Task directions
Repeat the listing in full, exactly as it stands.

** BEGIN **

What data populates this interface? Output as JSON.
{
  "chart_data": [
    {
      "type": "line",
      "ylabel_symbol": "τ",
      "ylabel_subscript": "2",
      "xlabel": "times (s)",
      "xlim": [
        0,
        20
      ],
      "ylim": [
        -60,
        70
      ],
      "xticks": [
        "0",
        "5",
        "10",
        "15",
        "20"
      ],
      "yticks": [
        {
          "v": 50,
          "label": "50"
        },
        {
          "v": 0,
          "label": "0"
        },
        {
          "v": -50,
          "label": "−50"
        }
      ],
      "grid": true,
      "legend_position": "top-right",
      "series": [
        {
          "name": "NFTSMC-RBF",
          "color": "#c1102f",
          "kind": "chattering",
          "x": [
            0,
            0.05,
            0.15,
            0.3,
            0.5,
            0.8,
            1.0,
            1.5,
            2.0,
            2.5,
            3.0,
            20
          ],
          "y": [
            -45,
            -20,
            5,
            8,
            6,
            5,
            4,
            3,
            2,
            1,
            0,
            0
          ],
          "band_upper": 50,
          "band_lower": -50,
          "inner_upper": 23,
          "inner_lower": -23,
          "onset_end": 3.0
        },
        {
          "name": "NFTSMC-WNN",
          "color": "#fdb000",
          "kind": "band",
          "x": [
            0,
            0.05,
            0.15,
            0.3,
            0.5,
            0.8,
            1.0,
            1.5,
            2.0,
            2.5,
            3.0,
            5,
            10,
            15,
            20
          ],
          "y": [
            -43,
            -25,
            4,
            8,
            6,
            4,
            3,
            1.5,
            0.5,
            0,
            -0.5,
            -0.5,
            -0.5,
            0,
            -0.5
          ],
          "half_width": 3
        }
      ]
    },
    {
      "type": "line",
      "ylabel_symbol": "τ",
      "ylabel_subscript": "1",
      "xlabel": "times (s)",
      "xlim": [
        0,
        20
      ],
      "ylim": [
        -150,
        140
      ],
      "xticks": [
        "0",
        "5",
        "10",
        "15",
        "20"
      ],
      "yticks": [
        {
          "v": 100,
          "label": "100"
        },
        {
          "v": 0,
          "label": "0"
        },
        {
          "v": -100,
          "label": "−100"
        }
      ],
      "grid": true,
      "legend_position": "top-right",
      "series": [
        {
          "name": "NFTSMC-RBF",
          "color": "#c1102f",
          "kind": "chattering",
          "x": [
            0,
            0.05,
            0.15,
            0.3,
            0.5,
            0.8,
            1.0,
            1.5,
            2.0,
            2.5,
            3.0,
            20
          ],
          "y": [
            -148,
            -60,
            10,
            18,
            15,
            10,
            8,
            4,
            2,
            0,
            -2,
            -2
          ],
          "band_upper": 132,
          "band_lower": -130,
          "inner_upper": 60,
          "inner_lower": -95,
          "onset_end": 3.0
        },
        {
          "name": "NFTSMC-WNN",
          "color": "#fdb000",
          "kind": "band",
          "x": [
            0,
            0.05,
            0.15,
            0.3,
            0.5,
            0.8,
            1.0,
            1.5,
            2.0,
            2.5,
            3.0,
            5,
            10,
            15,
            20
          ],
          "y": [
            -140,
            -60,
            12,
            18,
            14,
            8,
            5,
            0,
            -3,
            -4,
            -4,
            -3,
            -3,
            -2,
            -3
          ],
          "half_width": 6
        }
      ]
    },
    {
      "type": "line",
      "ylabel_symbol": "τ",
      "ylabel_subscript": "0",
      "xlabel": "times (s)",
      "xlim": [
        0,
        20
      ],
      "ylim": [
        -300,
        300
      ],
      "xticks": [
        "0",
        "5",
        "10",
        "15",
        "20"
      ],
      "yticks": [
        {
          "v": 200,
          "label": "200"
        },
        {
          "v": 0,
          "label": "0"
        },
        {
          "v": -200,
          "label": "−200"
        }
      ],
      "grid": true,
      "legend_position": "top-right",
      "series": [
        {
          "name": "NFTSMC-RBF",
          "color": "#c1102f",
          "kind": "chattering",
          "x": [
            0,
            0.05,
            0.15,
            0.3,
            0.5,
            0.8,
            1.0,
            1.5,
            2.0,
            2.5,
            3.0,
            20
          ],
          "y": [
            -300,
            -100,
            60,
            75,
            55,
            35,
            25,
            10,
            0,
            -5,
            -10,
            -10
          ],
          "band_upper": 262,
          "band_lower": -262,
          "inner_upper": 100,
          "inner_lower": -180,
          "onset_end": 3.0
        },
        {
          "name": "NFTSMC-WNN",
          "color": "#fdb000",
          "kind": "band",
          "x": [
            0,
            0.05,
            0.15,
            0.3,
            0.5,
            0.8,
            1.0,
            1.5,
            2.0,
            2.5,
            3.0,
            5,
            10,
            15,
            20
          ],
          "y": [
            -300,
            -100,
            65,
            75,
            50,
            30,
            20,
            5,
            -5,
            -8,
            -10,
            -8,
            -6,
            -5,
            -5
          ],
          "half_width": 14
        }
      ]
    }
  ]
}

** END **

Solution for this exercise
What data populates this interface? Output as JSON.
{
  "chart_data": [
    {
      "type": "line",
      "ylabel_symbol": "τ",
      "ylabel_subscript": "2",
      "xlabel": "times (s)",
      "xlim": [
        0,
        20
      ],
      "ylim": [
        -60,
        70
      ],
      "xticks": [
        "0",
        "5",
        "10",
        "15",
        "20"
      ],
      "yticks": [
        {
          "v": 50,
          "label": "50"
        },
        {
          "v": 0,
          "label": "0"
        },
        {
          "v": -50,
          "label": "−50"
        }
      ],
      "grid": true,
      "legend_position": "top-right",
      "series": [
        {
          "name": "NFTSMC-RBF",
          "color": "#c1102f",
          "kind": "chattering",
          "x": [
            0,
            0.05,
            0.15,
            0.3,
            0.5,
            0.8,
            1.0,
            1.5,
            2.0,
            2.5,
            3.0,
            20
          ],
          "y": [
            -45,
            -20,
            5,
            8,
            6,
            5,
            4,
            3,
            2,
            1,
            0,
            0
          ],
          "band_upper": 50,
          "band_lower": -50,
          "inner_upper": 23,
          "inner_lower": -23,
          "onset_end": 3.0
        },
        {
          "name": "NFTSMC-WNN",
          "color": "#fdb000",
          "kind": "band",
          "x": [
            0,
            0.05,
            0.15,
            0.3,
            0.5,
            0.8,
            1.0,
            1.5,
            2.0,
            2.5,
            3.0,
            5,
            10,
            15,
            20
          ],
          "y": [
            -43,
            -25,
            4,
            8,
            6,
            4,
            3,
            1.5,
            0.5,
            0,
            -0.5,
            -0.5,
            -0.5,
            0,
            -0.5
          ],
          "half_width": 3
        }
      ]
    },
    {
      "type": "line",
      "ylabel_symbol": "τ",
      "ylabel_subscript": "1",
      "xlabel": "times (s)",
      "xlim": [
        0,
        20
      ],
      "ylim": [
        -150,
        140
      ],
      "xticks": [
        "0",
        "5",
        "10",
        "15",
        "20"
      ],
      "yticks": [
        {
          "v": 100,
          "label": "100"
        },
        {
          "v": 0,
          "label": "0"
        },
        {
          "v": -100,
          "label": "−100"
        }
      ],
      "grid": true,
      "legend_position": "top-right",
      "series": [
        {
          "name": "NFTSMC-RBF",
          "color": "#c1102f",
          "kind": "chattering",
          "x": [
            0,
            0.05,
            0.15,
            0.3,
            0.5,
            0.8,
            1.0,
            1.5,
            2.0,
            2.5,
            3.0,
            20
          ],
          "y": [
            -148,
            -60,
            10,
            18,
            15,
            10,
            8,
            4,
            2,
            0,
            -2,
            -2
          ],
          "band_upper": 132,
          "band_lower": -130,
          "inner_upper": 60,
          "inner_lower": -95,
          "onset_end": 3.0
        },
        {
          "name": "NFTSMC-WNN",
          "color": "#fdb000",
          "kind": "band",
          "x": [
            0,
            0.05,
            0.15,
            0.3,
            0.5,
            0.8,
            1.0,
            1.5,
            2.0,
            2.5,
            3.0,
            5,
            10,
            15,
            20
          ],
          "y": [
            -140,
            -60,
            12,
            18,
            14,
            8,
            5,
            0,
            -3,
            -4,
            -4,
            -3,
            -3,
            -2,
            -3
          ],
          "half_width": 6
        }
      ]
    },
    {
      "type": "line",
      "ylabel_symbol": "τ",
      "ylabel_subscript": "0",
      "xlabel": "times (s)",
      "xlim": [
        0,
        20
      ],
      "ylim": [
        -300,
        300
      ],
      "xticks": [
        "0",
        "5",
        "10",
        "15",
        "20"
      ],
      "yticks": [
        {
          "v": 200,
          "label": "200"
        },
        {
          "v": 0,
          "label": "0"
        },
        {
          "v": -200,
          "label": "−200"
        }
      ],
      "grid": true,
      "legend_position": "top-right",
      "series": [
        {
          "name": "NFTSMC-RBF",
          "color": "#c1102f",
          "kind": "chattering",
          "x": [
            0,
            0.05,
            0.15,
            0.3,
            0.5,
            0.8,
            1.0,
            1.5,
            2.0,
            2.5,
            3.0,
            20
          ],
          "y": [
            -300,
            -100,
            60,
            75,
            55,
            35,
            25,
            10,
            0,
            -5,
            -10,
            -10
          ],
          "band_upper": 262,
          "band_lower": -262,
          "inner_upper": 100,
          "inner_lower": -180,
          "onset_end": 3.0
        },
        {
          "name": "NFTSMC-WNN",
          "color": "#fdb000",
          "kind": "band",
          "x": [
            0,
            0.05,
            0.15,
            0.3,
            0.5,
            0.8,
            1.0,
            1.5,
            2.0,
            2.5,
            3.0,
            5,
            10,
            15,
            20
          ],
          "y": [
            -300,
            -100,
            65,
            75,
            50,
            30,
            20,
            5,
            -5,
            -8,
            -10,
            -8,
            -6,
            -5,
            -5
          ],
          "half_width": 14
        }
      ]
    }
  ]
}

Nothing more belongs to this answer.